→ **Task goal**
Search the listing below for the word "subtitle" and copy each line that holds it.

→ **Given information**
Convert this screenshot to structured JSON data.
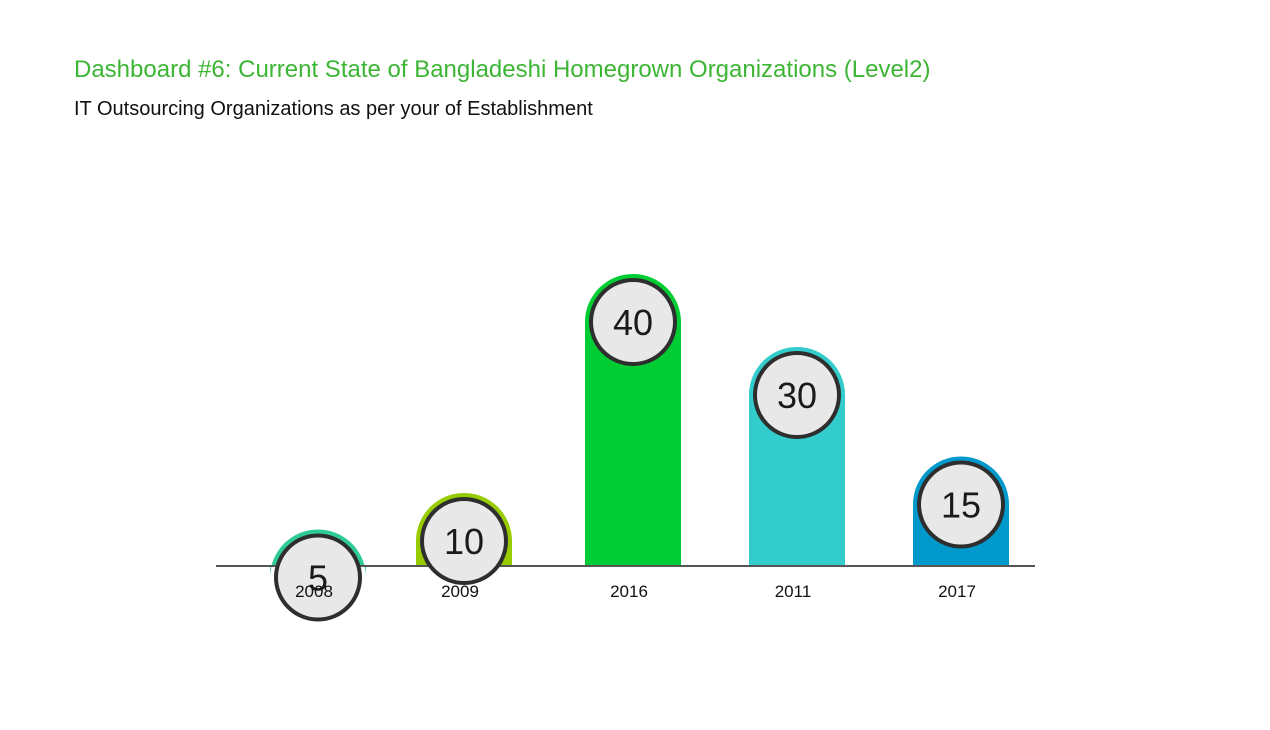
{
  "header": {
    "title": "Dashboard #6: Current State of Bangladeshi Homegrown Organizations (Level2)",
    "subtitle": "IT Outsourcing Organizations as per your of Establishment"
  },
  "colors": {
    "title": "#3db535",
    "subtitle": "#111111",
    "axis": "#555555",
    "badge_fill": "#e8e8e8",
    "badge_stroke": "#2e2e2e"
  },
  "chart_data": {
    "type": "bar",
    "title": "IT Outsourcing Organizations as per your of Establishment",
    "xlabel": "",
    "ylabel": "",
    "categories": [
      "2008",
      "2009",
      "2016",
      "2011",
      "2017"
    ],
    "values": [
      5,
      10,
      40,
      30,
      15
    ],
    "data_labels": [
      "5",
      "10",
      "40",
      "30",
      "15"
    ],
    "bar_colors": [
      "#2ecb96",
      "#99cc00",
      "#00cc33",
      "#33cccc",
      "#0099cc"
    ],
    "grid": false,
    "legend": "none"
  }
}
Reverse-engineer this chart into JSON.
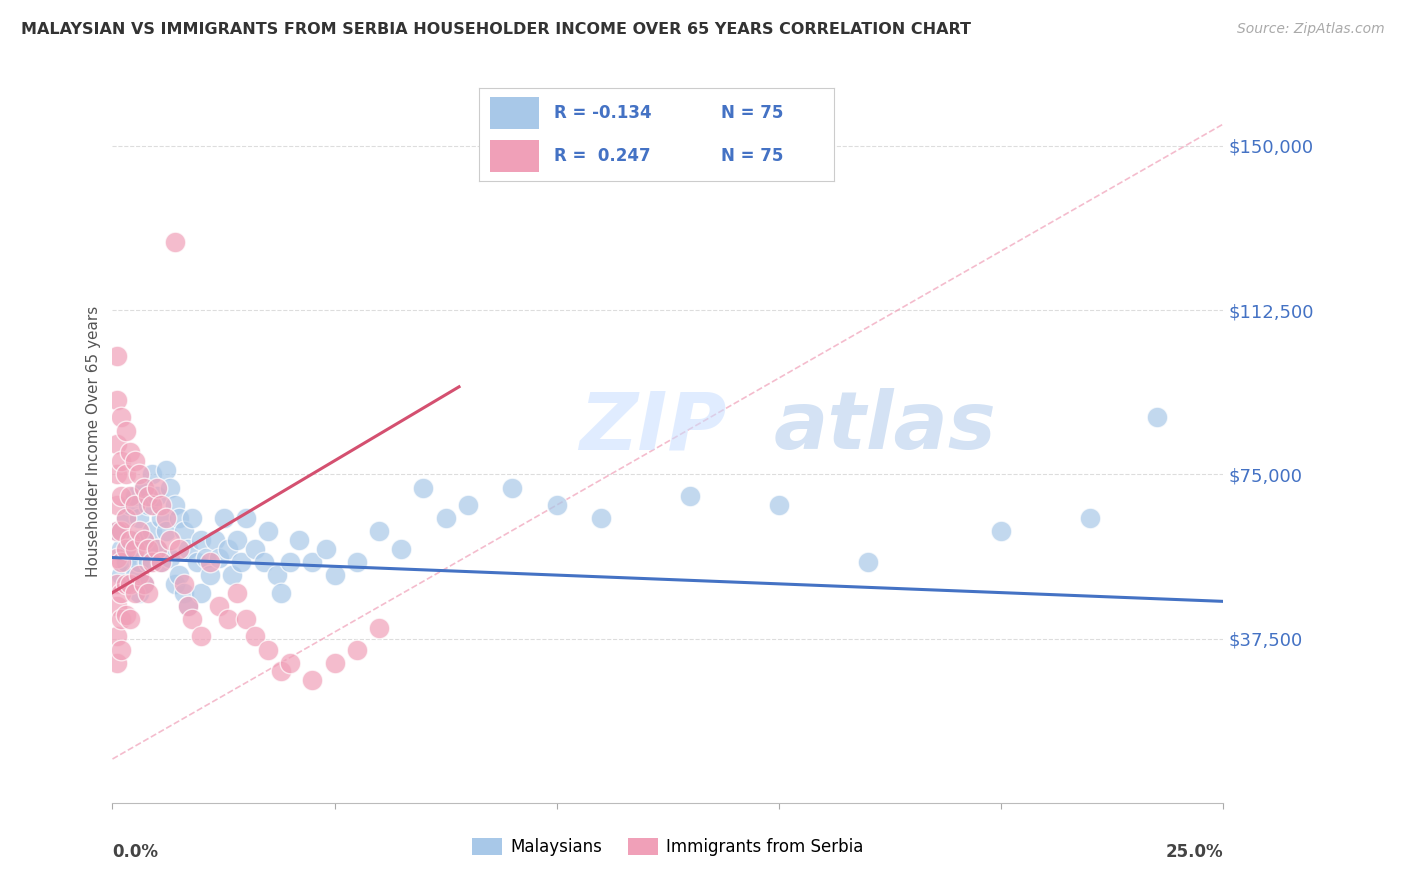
{
  "title": "MALAYSIAN VS IMMIGRANTS FROM SERBIA HOUSEHOLDER INCOME OVER 65 YEARS CORRELATION CHART",
  "source": "Source: ZipAtlas.com",
  "ylabel": "Householder Income Over 65 years",
  "watermark_zip": "ZIP",
  "watermark_atlas": "atlas",
  "legend_label1": "Malaysians",
  "legend_label2": "Immigrants from Serbia",
  "ytick_labels": [
    "$37,500",
    "$75,000",
    "$112,500",
    "$150,000"
  ],
  "ytick_values": [
    37500,
    75000,
    112500,
    150000
  ],
  "ymin": 0,
  "ymax": 165000,
  "xmin": 0.0,
  "xmax": 0.25,
  "blue_color": "#A8C8E8",
  "pink_color": "#F0A0B8",
  "blue_line_color": "#4472C4",
  "pink_line_color": "#D45070",
  "dashed_line_color": "#F0A0B8",
  "grid_color": "#DDDDDD",
  "background_color": "#FFFFFF",
  "blue_scatter": [
    [
      0.001,
      62000
    ],
    [
      0.002,
      58000
    ],
    [
      0.002,
      52000
    ],
    [
      0.003,
      65000
    ],
    [
      0.003,
      55000
    ],
    [
      0.004,
      68000
    ],
    [
      0.004,
      58000
    ],
    [
      0.005,
      70000
    ],
    [
      0.005,
      60000
    ],
    [
      0.005,
      52000
    ],
    [
      0.006,
      65000
    ],
    [
      0.006,
      55000
    ],
    [
      0.006,
      48000
    ],
    [
      0.007,
      72000
    ],
    [
      0.007,
      60000
    ],
    [
      0.007,
      50000
    ],
    [
      0.008,
      68000
    ],
    [
      0.008,
      55000
    ],
    [
      0.009,
      75000
    ],
    [
      0.009,
      62000
    ],
    [
      0.01,
      70000
    ],
    [
      0.01,
      58000
    ],
    [
      0.011,
      65000
    ],
    [
      0.011,
      55000
    ],
    [
      0.012,
      76000
    ],
    [
      0.012,
      62000
    ],
    [
      0.013,
      72000
    ],
    [
      0.013,
      56000
    ],
    [
      0.014,
      68000
    ],
    [
      0.014,
      50000
    ],
    [
      0.015,
      65000
    ],
    [
      0.015,
      52000
    ],
    [
      0.016,
      62000
    ],
    [
      0.016,
      48000
    ],
    [
      0.017,
      58000
    ],
    [
      0.017,
      45000
    ],
    [
      0.018,
      65000
    ],
    [
      0.019,
      55000
    ],
    [
      0.02,
      60000
    ],
    [
      0.02,
      48000
    ],
    [
      0.021,
      56000
    ],
    [
      0.022,
      52000
    ],
    [
      0.023,
      60000
    ],
    [
      0.024,
      56000
    ],
    [
      0.025,
      65000
    ],
    [
      0.026,
      58000
    ],
    [
      0.027,
      52000
    ],
    [
      0.028,
      60000
    ],
    [
      0.029,
      55000
    ],
    [
      0.03,
      65000
    ],
    [
      0.032,
      58000
    ],
    [
      0.034,
      55000
    ],
    [
      0.035,
      62000
    ],
    [
      0.037,
      52000
    ],
    [
      0.038,
      48000
    ],
    [
      0.04,
      55000
    ],
    [
      0.042,
      60000
    ],
    [
      0.045,
      55000
    ],
    [
      0.048,
      58000
    ],
    [
      0.05,
      52000
    ],
    [
      0.055,
      55000
    ],
    [
      0.06,
      62000
    ],
    [
      0.065,
      58000
    ],
    [
      0.07,
      72000
    ],
    [
      0.075,
      65000
    ],
    [
      0.08,
      68000
    ],
    [
      0.09,
      72000
    ],
    [
      0.1,
      68000
    ],
    [
      0.11,
      65000
    ],
    [
      0.13,
      70000
    ],
    [
      0.15,
      68000
    ],
    [
      0.17,
      55000
    ],
    [
      0.2,
      62000
    ],
    [
      0.22,
      65000
    ],
    [
      0.235,
      88000
    ]
  ],
  "pink_scatter": [
    [
      0.001,
      102000
    ],
    [
      0.001,
      92000
    ],
    [
      0.001,
      82000
    ],
    [
      0.001,
      75000
    ],
    [
      0.001,
      68000
    ],
    [
      0.001,
      62000
    ],
    [
      0.001,
      56000
    ],
    [
      0.001,
      50000
    ],
    [
      0.001,
      45000
    ],
    [
      0.001,
      38000
    ],
    [
      0.001,
      32000
    ],
    [
      0.002,
      88000
    ],
    [
      0.002,
      78000
    ],
    [
      0.002,
      70000
    ],
    [
      0.002,
      62000
    ],
    [
      0.002,
      55000
    ],
    [
      0.002,
      48000
    ],
    [
      0.002,
      42000
    ],
    [
      0.002,
      35000
    ],
    [
      0.003,
      85000
    ],
    [
      0.003,
      75000
    ],
    [
      0.003,
      65000
    ],
    [
      0.003,
      58000
    ],
    [
      0.003,
      50000
    ],
    [
      0.003,
      43000
    ],
    [
      0.004,
      80000
    ],
    [
      0.004,
      70000
    ],
    [
      0.004,
      60000
    ],
    [
      0.004,
      50000
    ],
    [
      0.004,
      42000
    ],
    [
      0.005,
      78000
    ],
    [
      0.005,
      68000
    ],
    [
      0.005,
      58000
    ],
    [
      0.005,
      48000
    ],
    [
      0.006,
      75000
    ],
    [
      0.006,
      62000
    ],
    [
      0.006,
      52000
    ],
    [
      0.007,
      72000
    ],
    [
      0.007,
      60000
    ],
    [
      0.007,
      50000
    ],
    [
      0.008,
      70000
    ],
    [
      0.008,
      58000
    ],
    [
      0.008,
      48000
    ],
    [
      0.009,
      68000
    ],
    [
      0.009,
      55000
    ],
    [
      0.01,
      72000
    ],
    [
      0.01,
      58000
    ],
    [
      0.011,
      68000
    ],
    [
      0.011,
      55000
    ],
    [
      0.012,
      65000
    ],
    [
      0.013,
      60000
    ],
    [
      0.014,
      128000
    ],
    [
      0.015,
      58000
    ],
    [
      0.016,
      50000
    ],
    [
      0.017,
      45000
    ],
    [
      0.018,
      42000
    ],
    [
      0.02,
      38000
    ],
    [
      0.022,
      55000
    ],
    [
      0.024,
      45000
    ],
    [
      0.026,
      42000
    ],
    [
      0.028,
      48000
    ],
    [
      0.03,
      42000
    ],
    [
      0.032,
      38000
    ],
    [
      0.035,
      35000
    ],
    [
      0.038,
      30000
    ],
    [
      0.04,
      32000
    ],
    [
      0.045,
      28000
    ],
    [
      0.05,
      32000
    ],
    [
      0.055,
      35000
    ],
    [
      0.06,
      40000
    ]
  ],
  "blue_line": [
    [
      0.0,
      56000
    ],
    [
      0.25,
      46000
    ]
  ],
  "pink_line": [
    [
      0.0,
      48000
    ],
    [
      0.078,
      95000
    ]
  ],
  "dashed_line": [
    [
      0.0,
      10000
    ],
    [
      0.25,
      155000
    ]
  ]
}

→ **Written response**
    "subtitle": "IT Outsourcing Organizations as per your of Establishment"
    "subtitle": "#111111",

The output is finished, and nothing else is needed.